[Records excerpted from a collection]

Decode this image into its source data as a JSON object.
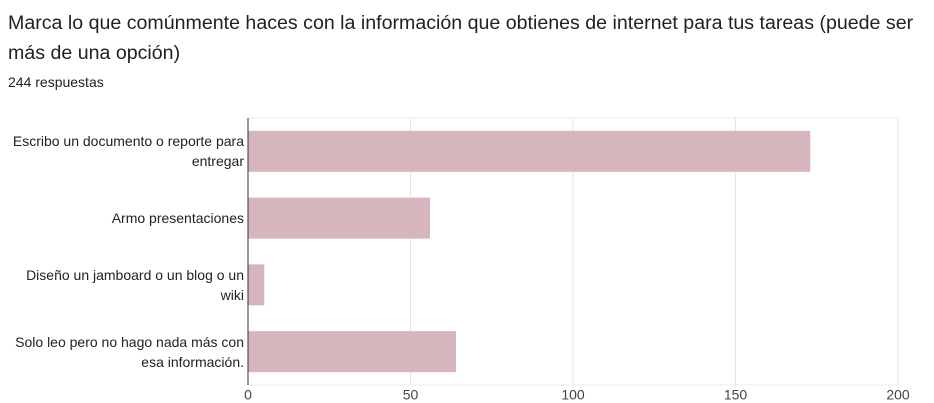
{
  "chart_data": {
    "type": "barh",
    "title": "Marca lo que comúnmente haces con la información que obtienes de internet para tus tareas (puede ser más de una opción)",
    "subtitle": "244 respuestas",
    "categories": [
      "Escribo un documento o reporte para entregar",
      "Armo presentaciones",
      "Diseño un jamboard o un blog o un wiki",
      "Solo leo pero no hago nada más con esa información."
    ],
    "values": [
      173,
      56,
      5,
      64
    ],
    "color": "#d7b5bd",
    "xlim": [
      0,
      200
    ],
    "xticks": [
      0,
      50,
      100,
      150,
      200
    ],
    "grid": true
  }
}
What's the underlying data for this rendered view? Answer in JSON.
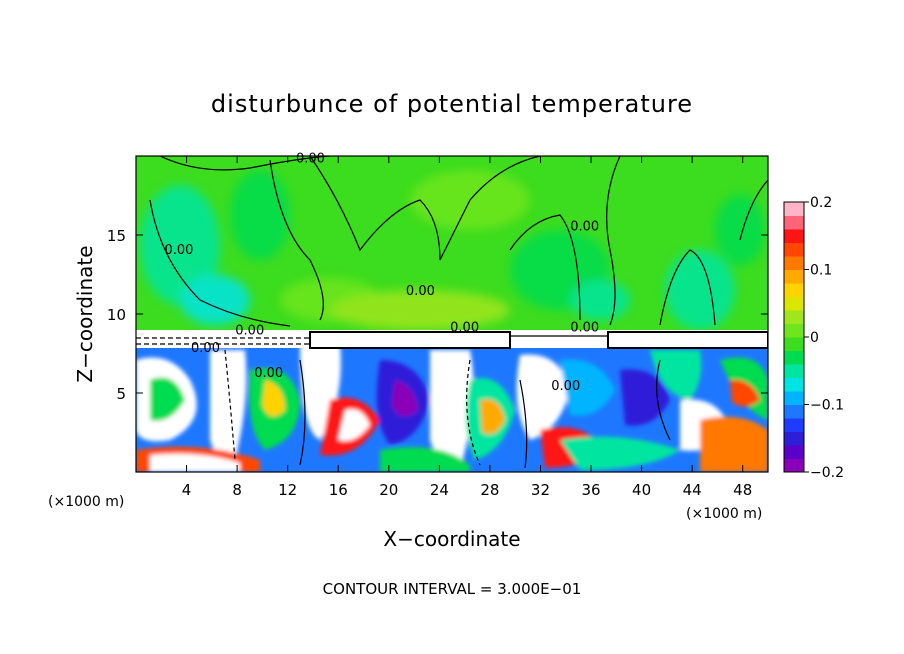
{
  "chart_data": {
    "type": "heatmap",
    "title": "disturbunce of potential temperature",
    "xlabel": "X−coordinate",
    "ylabel": "Z−coordinate",
    "x_unit_left": "(×1000 m)",
    "x_unit_right": "(×1000 m)",
    "footer": "CONTOUR INTERVAL = 3.000E−01",
    "x_ticks": [
      {
        "value": 4,
        "label": "4"
      },
      {
        "value": 8,
        "label": "8"
      },
      {
        "value": 12,
        "label": "12"
      },
      {
        "value": 16,
        "label": "16"
      },
      {
        "value": 20,
        "label": "20"
      },
      {
        "value": 24,
        "label": "24"
      },
      {
        "value": 28,
        "label": "28"
      },
      {
        "value": 32,
        "label": "32"
      },
      {
        "value": 36,
        "label": "36"
      },
      {
        "value": 40,
        "label": "40"
      },
      {
        "value": 44,
        "label": "44"
      },
      {
        "value": 48,
        "label": "48"
      }
    ],
    "y_ticks": [
      {
        "value": 5,
        "label": "5"
      },
      {
        "value": 10,
        "label": "10"
      },
      {
        "value": 15,
        "label": "15"
      }
    ],
    "xlim": [
      0,
      50
    ],
    "ylim": [
      0,
      20
    ],
    "colorbar": {
      "ticks": [
        {
          "value": 0.2,
          "label": "0.2"
        },
        {
          "value": 0.1,
          "label": "0.1"
        },
        {
          "value": 0,
          "label": "0"
        },
        {
          "value": -0.1,
          "label": "−0.1"
        },
        {
          "value": -0.2,
          "label": "−0.2"
        }
      ],
      "range": [
        -0.2,
        0.2
      ],
      "colors": [
        "#8a00b8",
        "#5a00c8",
        "#2d1ed8",
        "#1e3cff",
        "#1e78ff",
        "#00b4ff",
        "#00e4e4",
        "#00e6a0",
        "#00dc50",
        "#3cdc1e",
        "#6ee61e",
        "#a0e61e",
        "#dce600",
        "#ffd200",
        "#ffaa00",
        "#ff7800",
        "#ff4600",
        "#ff1414",
        "#ff6478",
        "#ffb4c8"
      ]
    },
    "contour_labels": [
      {
        "x": 13.8,
        "z": 19.6,
        "text": "0.00"
      },
      {
        "x": 3.4,
        "z": 13.8,
        "text": "0.00"
      },
      {
        "x": 5.5,
        "z": 7.6,
        "text": "0.00"
      },
      {
        "x": 9.0,
        "z": 8.7,
        "text": "0.00"
      },
      {
        "x": 10.5,
        "z": 6.0,
        "text": "0.00"
      },
      {
        "x": 22.5,
        "z": 11.2,
        "text": "0.00"
      },
      {
        "x": 26.0,
        "z": 8.9,
        "text": "0.00"
      },
      {
        "x": 35.5,
        "z": 15.3,
        "text": "0.00"
      },
      {
        "x": 35.5,
        "z": 8.9,
        "text": "0.00"
      },
      {
        "x": 34.0,
        "z": 5.2,
        "text": "0.00"
      }
    ]
  }
}
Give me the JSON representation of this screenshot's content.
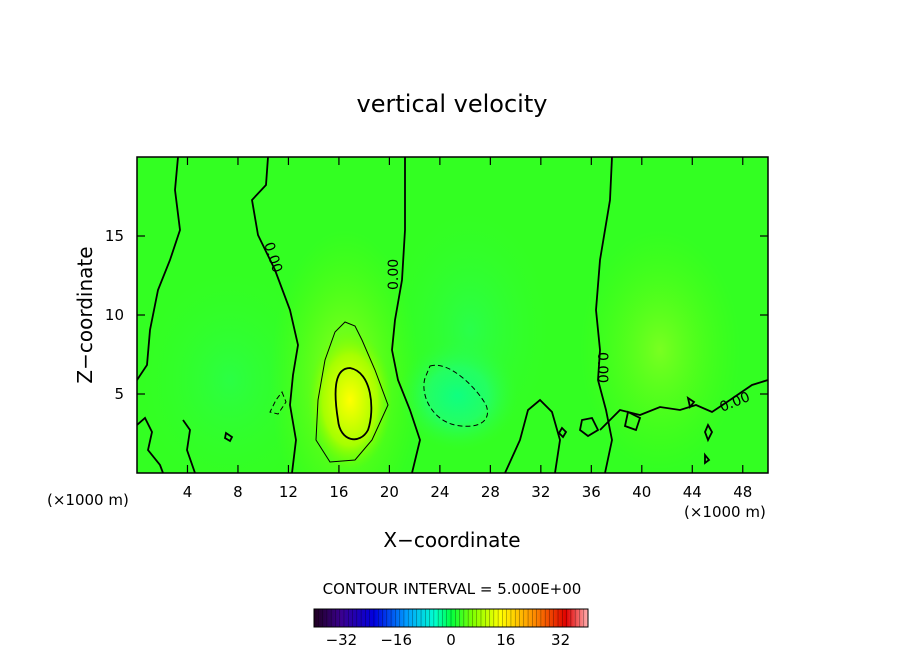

#### TASK PROMPT
The records above should be reproduced exactly, with no pictures included.

#### ANSWER
Decode this image into its source data as a JSON object.
{
  "chart_data": {
    "type": "barh",
    "title": "Marca lo que comúnmente haces con la información que obtienes de internet para tus tareas (puede ser más de una opción)",
    "subtitle": "244 respuestas",
    "categories": [
      "Escribo un documento o reporte para entregar",
      "Armo presentaciones",
      "Diseño un jamboard o un blog o un wiki",
      "Solo leo pero no hago nada más con esa información."
    ],
    "values": [
      173,
      56,
      5,
      64
    ],
    "color": "#d7b5bd",
    "xlim": [
      0,
      200
    ],
    "xticks": [
      0,
      50,
      100,
      150,
      200
    ],
    "grid": true
  }
}
What's the underlying data for this rendered view? Answer in JSON.
{
  "chart_data": {
    "type": "heatmap",
    "title": "disturbunce of potential temperature",
    "xlabel": "X−coordinate",
    "ylabel": "Z−coordinate",
    "x_unit_left": "(×1000 m)",
    "x_unit_right": "(×1000 m)",
    "footer": "CONTOUR INTERVAL = 3.000E−01",
    "x_ticks": [
      {
        "value": 4,
        "label": "4"
      },
      {
        "value": 8,
        "label": "8"
      },
      {
        "value": 12,
        "label": "12"
      },
      {
        "value": 16,
        "label": "16"
      },
      {
        "value": 20,
        "label": "20"
      },
      {
        "value": 24,
        "label": "24"
      },
      {
        "value": 28,
        "label": "28"
      },
      {
        "value": 32,
        "label": "32"
      },
      {
        "value": 36,
        "label": "36"
      },
      {
        "value": 40,
        "label": "40"
      },
      {
        "value": 44,
        "label": "44"
      },
      {
        "value": 48,
        "label": "48"
      }
    ],
    "y_ticks": [
      {
        "value": 5,
        "label": "5"
      },
      {
        "value": 10,
        "label": "10"
      },
      {
        "value": 15,
        "label": "15"
      }
    ],
    "xlim": [
      0,
      50
    ],
    "ylim": [
      0,
      20
    ],
    "colorbar": {
      "ticks": [
        {
          "value": 0.2,
          "label": "0.2"
        },
        {
          "value": 0.1,
          "label": "0.1"
        },
        {
          "value": 0,
          "label": "0"
        },
        {
          "value": -0.1,
          "label": "−0.1"
        },
        {
          "value": -0.2,
          "label": "−0.2"
        }
      ],
      "range": [
        -0.2,
        0.2
      ],
      "colors": [
        "#8a00b8",
        "#5a00c8",
        "#2d1ed8",
        "#1e3cff",
        "#1e78ff",
        "#00b4ff",
        "#00e4e4",
        "#00e6a0",
        "#00dc50",
        "#3cdc1e",
        "#6ee61e",
        "#a0e61e",
        "#dce600",
        "#ffd200",
        "#ffaa00",
        "#ff7800",
        "#ff4600",
        "#ff1414",
        "#ff6478",
        "#ffb4c8"
      ]
    },
    "contour_labels": [
      {
        "x": 13.8,
        "z": 19.6,
        "text": "0.00"
      },
      {
        "x": 3.4,
        "z": 13.8,
        "text": "0.00"
      },
      {
        "x": 5.5,
        "z": 7.6,
        "text": "0.00"
      },
      {
        "x": 9.0,
        "z": 8.7,
        "text": "0.00"
      },
      {
        "x": 10.5,
        "z": 6.0,
        "text": "0.00"
      },
      {
        "x": 22.5,
        "z": 11.2,
        "text": "0.00"
      },
      {
        "x": 26.0,
        "z": 8.9,
        "text": "0.00"
      },
      {
        "x": 35.5,
        "z": 15.3,
        "text": "0.00"
      },
      {
        "x": 35.5,
        "z": 8.9,
        "text": "0.00"
      },
      {
        "x": 34.0,
        "z": 5.2,
        "text": "0.00"
      }
    ]
  }
}
Give me the JSON representation of this screenshot's content.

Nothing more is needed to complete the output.